---------- Extracted records ----------

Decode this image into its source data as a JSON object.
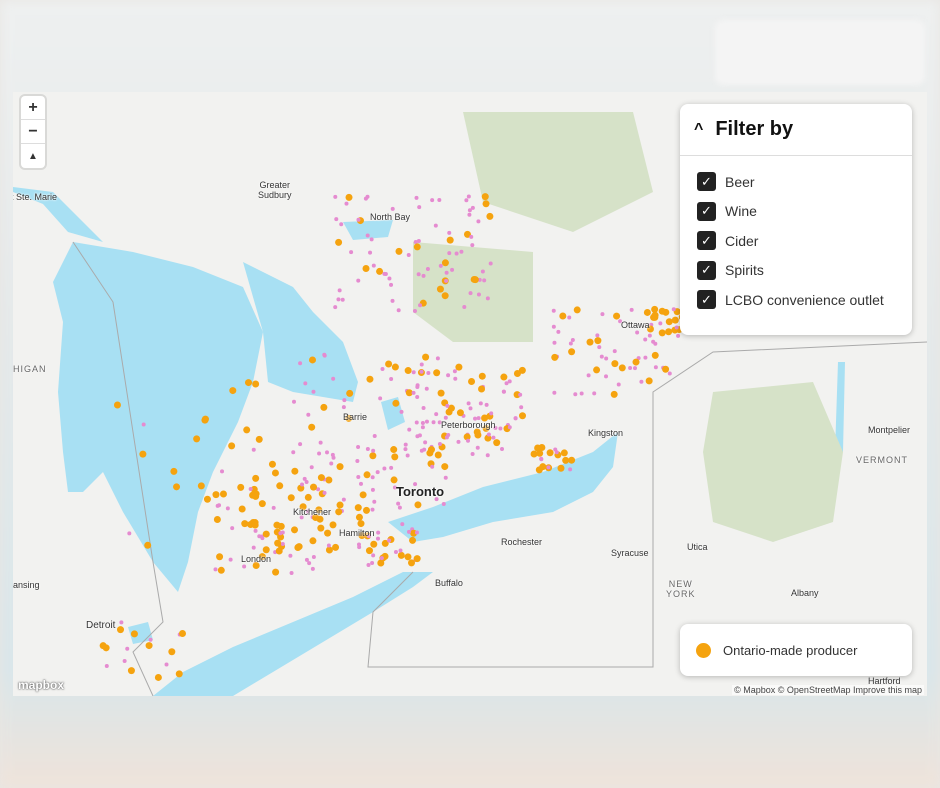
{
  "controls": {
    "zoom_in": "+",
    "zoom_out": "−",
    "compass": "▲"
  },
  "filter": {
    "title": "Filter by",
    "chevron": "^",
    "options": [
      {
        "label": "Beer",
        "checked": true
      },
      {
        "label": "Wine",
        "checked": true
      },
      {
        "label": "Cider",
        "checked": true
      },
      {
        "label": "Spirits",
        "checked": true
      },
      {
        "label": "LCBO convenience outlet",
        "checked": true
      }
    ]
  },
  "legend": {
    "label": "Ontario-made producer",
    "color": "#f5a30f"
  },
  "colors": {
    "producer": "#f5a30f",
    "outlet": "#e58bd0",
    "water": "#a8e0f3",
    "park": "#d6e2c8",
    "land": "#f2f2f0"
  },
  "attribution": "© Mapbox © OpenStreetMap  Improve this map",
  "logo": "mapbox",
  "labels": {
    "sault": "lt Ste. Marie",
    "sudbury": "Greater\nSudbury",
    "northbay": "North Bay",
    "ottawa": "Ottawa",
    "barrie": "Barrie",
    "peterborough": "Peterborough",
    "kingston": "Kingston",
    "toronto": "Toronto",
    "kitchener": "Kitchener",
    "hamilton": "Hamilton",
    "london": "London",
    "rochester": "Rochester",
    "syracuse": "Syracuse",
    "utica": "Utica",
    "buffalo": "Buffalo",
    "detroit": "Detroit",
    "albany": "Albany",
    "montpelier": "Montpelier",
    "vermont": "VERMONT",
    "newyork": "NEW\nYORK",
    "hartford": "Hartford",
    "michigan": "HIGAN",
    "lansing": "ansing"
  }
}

----------
---------- Extracted records ----------

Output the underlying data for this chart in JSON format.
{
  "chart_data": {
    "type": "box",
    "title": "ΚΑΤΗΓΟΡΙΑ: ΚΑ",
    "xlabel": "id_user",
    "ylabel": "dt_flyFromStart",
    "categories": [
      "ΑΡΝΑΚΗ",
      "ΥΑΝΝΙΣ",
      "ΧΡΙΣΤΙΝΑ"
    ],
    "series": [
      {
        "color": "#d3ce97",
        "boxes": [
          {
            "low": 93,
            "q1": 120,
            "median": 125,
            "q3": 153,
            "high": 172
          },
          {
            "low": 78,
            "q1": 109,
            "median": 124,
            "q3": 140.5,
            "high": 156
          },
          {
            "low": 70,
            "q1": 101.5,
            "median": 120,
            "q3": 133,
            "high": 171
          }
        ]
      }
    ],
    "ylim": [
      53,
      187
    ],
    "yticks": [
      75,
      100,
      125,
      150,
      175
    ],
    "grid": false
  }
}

----------

What is being asked - Report how many lines in this data include the string "JSON", and nothing else.

Task answer - 2